■ **GIVEN EXERCISE**:
Transcribe the material below exactly as it appears.

■ **DATA IN THIS EXERCISE**:
__________

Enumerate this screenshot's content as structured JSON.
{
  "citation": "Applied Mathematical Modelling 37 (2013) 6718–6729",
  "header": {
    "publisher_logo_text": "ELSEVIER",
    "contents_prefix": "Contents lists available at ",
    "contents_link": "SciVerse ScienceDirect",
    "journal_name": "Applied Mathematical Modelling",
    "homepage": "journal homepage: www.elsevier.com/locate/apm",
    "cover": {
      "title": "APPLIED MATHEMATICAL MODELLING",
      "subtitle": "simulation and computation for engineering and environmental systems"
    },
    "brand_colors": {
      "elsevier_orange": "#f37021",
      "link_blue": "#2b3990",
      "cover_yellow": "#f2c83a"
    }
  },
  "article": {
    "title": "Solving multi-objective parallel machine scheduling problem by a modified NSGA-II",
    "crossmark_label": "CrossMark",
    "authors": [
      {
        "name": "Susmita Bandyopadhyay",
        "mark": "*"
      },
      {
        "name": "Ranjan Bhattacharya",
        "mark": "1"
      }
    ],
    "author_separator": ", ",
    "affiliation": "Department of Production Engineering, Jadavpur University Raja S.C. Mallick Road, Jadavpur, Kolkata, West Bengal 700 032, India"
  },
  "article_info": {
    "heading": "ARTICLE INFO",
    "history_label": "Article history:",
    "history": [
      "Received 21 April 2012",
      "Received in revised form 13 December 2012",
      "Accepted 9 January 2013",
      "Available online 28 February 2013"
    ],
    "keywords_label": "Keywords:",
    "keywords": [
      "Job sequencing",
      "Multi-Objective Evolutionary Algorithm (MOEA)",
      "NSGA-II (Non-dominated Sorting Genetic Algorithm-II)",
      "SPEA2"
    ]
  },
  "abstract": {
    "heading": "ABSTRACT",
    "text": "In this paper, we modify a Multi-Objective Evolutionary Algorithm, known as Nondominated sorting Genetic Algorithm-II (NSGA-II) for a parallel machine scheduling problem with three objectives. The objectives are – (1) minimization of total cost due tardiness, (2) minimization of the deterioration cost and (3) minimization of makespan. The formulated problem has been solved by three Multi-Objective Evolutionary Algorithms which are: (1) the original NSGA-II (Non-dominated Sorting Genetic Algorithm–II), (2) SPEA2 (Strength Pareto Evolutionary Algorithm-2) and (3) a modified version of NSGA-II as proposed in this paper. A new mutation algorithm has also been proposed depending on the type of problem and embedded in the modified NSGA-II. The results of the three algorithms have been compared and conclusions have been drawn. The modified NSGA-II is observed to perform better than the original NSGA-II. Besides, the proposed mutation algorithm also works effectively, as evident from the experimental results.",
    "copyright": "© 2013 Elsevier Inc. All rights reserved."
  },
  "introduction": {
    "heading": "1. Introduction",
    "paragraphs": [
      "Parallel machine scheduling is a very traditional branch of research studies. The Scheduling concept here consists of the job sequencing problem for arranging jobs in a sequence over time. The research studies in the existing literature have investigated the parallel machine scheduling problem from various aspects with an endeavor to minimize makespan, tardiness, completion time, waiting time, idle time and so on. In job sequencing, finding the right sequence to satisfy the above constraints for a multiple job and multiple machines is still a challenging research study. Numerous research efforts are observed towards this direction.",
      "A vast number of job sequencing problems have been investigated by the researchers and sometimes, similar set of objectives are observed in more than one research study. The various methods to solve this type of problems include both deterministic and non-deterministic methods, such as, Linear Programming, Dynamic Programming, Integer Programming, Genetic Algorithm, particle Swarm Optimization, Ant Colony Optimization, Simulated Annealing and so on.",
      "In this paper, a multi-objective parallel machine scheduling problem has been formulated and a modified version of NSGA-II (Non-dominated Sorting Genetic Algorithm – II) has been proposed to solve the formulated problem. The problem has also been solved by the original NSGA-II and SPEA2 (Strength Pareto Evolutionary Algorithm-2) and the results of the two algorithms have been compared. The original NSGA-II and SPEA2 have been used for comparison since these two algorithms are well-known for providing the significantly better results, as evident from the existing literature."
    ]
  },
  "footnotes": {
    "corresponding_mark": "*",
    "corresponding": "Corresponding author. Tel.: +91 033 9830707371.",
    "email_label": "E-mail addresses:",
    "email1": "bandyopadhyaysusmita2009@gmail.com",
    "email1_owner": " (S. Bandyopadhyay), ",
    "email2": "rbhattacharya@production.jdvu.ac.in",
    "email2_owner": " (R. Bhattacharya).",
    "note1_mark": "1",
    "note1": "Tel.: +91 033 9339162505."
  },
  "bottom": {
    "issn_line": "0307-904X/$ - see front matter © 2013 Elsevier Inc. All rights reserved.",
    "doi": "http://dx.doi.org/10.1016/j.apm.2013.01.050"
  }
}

__________

■ **EXPECTED ANSWER**:
Enumerate this screenshot's content as structured JSON.
{
  "citation": "Applied Mathematical Modelling 37 (2013) 6718–6729",
  "header": {
    "publisher_logo_text": "ELSEVIER",
    "contents_prefix": "Contents lists available at ",
    "contents_link": "SciVerse ScienceDirect",
    "journal_name": "Applied Mathematical Modelling",
    "homepage": "journal homepage: www.elsevier.com/locate/apm",
    "cover": {
      "title": "APPLIED MATHEMATICAL MODELLING",
      "subtitle": "simulation and computation for engineering and environmental systems"
    },
    "brand_colors": {
      "elsevier_orange": "#f37021",
      "link_blue": "#2b3990",
      "cover_yellow": "#f2c83a"
    }
  },
  "article": {
    "title": "Solving multi-objective parallel machine scheduling problem by a modified NSGA-II",
    "crossmark_label": "CrossMark",
    "authors": [
      {
        "name": "Susmita Bandyopadhyay",
        "mark": "*"
      },
      {
        "name": "Ranjan Bhattacharya",
        "mark": "1"
      }
    ],
    "author_separator": ", ",
    "affiliation": "Department of Production Engineering, Jadavpur University Raja S.C. Mallick Road, Jadavpur, Kolkata, West Bengal 700 032, India"
  },
  "article_info": {
    "heading": "ARTICLE INFO",
    "history_label": "Article history:",
    "history": [
      "Received 21 April 2012",
      "Received in revised form 13 December 2012",
      "Accepted 9 January 2013",
      "Available online 28 February 2013"
    ],
    "keywords_label": "Keywords:",
    "keywords": [
      "Job sequencing",
      "Multi-Objective Evolutionary Algorithm (MOEA)",
      "NSGA-II (Non-dominated Sorting Genetic Algorithm-II)",
      "SPEA2"
    ]
  },
  "abstract": {
    "heading": "ABSTRACT",
    "text": "In this paper, we modify a Multi-Objective Evolutionary Algorithm, known as Nondominated sorting Genetic Algorithm-II (NSGA-II) for a parallel machine scheduling problem with three objectives. The objectives are – (1) minimization of total cost due tardiness, (2) minimization of the deterioration cost and (3) minimization of makespan. The formulated problem has been solved by three Multi-Objective Evolutionary Algorithms which are: (1) the original NSGA-II (Non-dominated Sorting Genetic Algorithm–II), (2) SPEA2 (Strength Pareto Evolutionary Algorithm-2) and (3) a modified version of NSGA-II as proposed in this paper. A new mutation algorithm has also been proposed depending on the type of problem and embedded in the modified NSGA-II. The results of the three algorithms have been compared and conclusions have been drawn. The modified NSGA-II is observed to perform better than the original NSGA-II. Besides, the proposed mutation algorithm also works effectively, as evident from the experimental results.",
    "copyright": "© 2013 Elsevier Inc. All rights reserved."
  },
  "introduction": {
    "heading": "1. Introduction",
    "paragraphs": [
      "Parallel machine scheduling is a very traditional branch of research studies. The Scheduling concept here consists of the job sequencing problem for arranging jobs in a sequence over time. The research studies in the existing literature have investigated the parallel machine scheduling problem from various aspects with an endeavor to minimize makespan, tardiness, completion time, waiting time, idle time and so on. In job sequencing, finding the right sequence to satisfy the above constraints for a multiple job and multiple machines is still a challenging research study. Numerous research efforts are observed towards this direction.",
      "A vast number of job sequencing problems have been investigated by the researchers and sometimes, similar set of objectives are observed in more than one research study. The various methods to solve this type of problems include both deterministic and non-deterministic methods, such as, Linear Programming, Dynamic Programming, Integer Programming, Genetic Algorithm, particle Swarm Optimization, Ant Colony Optimization, Simulated Annealing and so on.",
      "In this paper, a multi-objective parallel machine scheduling problem has been formulated and a modified version of NSGA-II (Non-dominated Sorting Genetic Algorithm – II) has been proposed to solve the formulated problem. The problem has also been solved by the original NSGA-II and SPEA2 (Strength Pareto Evolutionary Algorithm-2) and the results of the two algorithms have been compared. The original NSGA-II and SPEA2 have been used for comparison since these two algorithms are well-known for providing the significantly better results, as evident from the existing literature."
    ]
  },
  "footnotes": {
    "corresponding_mark": "*",
    "corresponding": "Corresponding author. Tel.: +91 033 9830707371.",
    "email_label": "E-mail addresses:",
    "email1": "bandyopadhyaysusmita2009@gmail.com",
    "email1_owner": " (S. Bandyopadhyay), ",
    "email2": "rbhattacharya@production.jdvu.ac.in",
    "email2_owner": " (R. Bhattacharya).",
    "note1_mark": "1",
    "note1": "Tel.: +91 033 9339162505."
  },
  "bottom": {
    "issn_line": "0307-904X/$ - see front matter © 2013 Elsevier Inc. All rights reserved.",
    "doi": "http://dx.doi.org/10.1016/j.apm.2013.01.050"
  }
}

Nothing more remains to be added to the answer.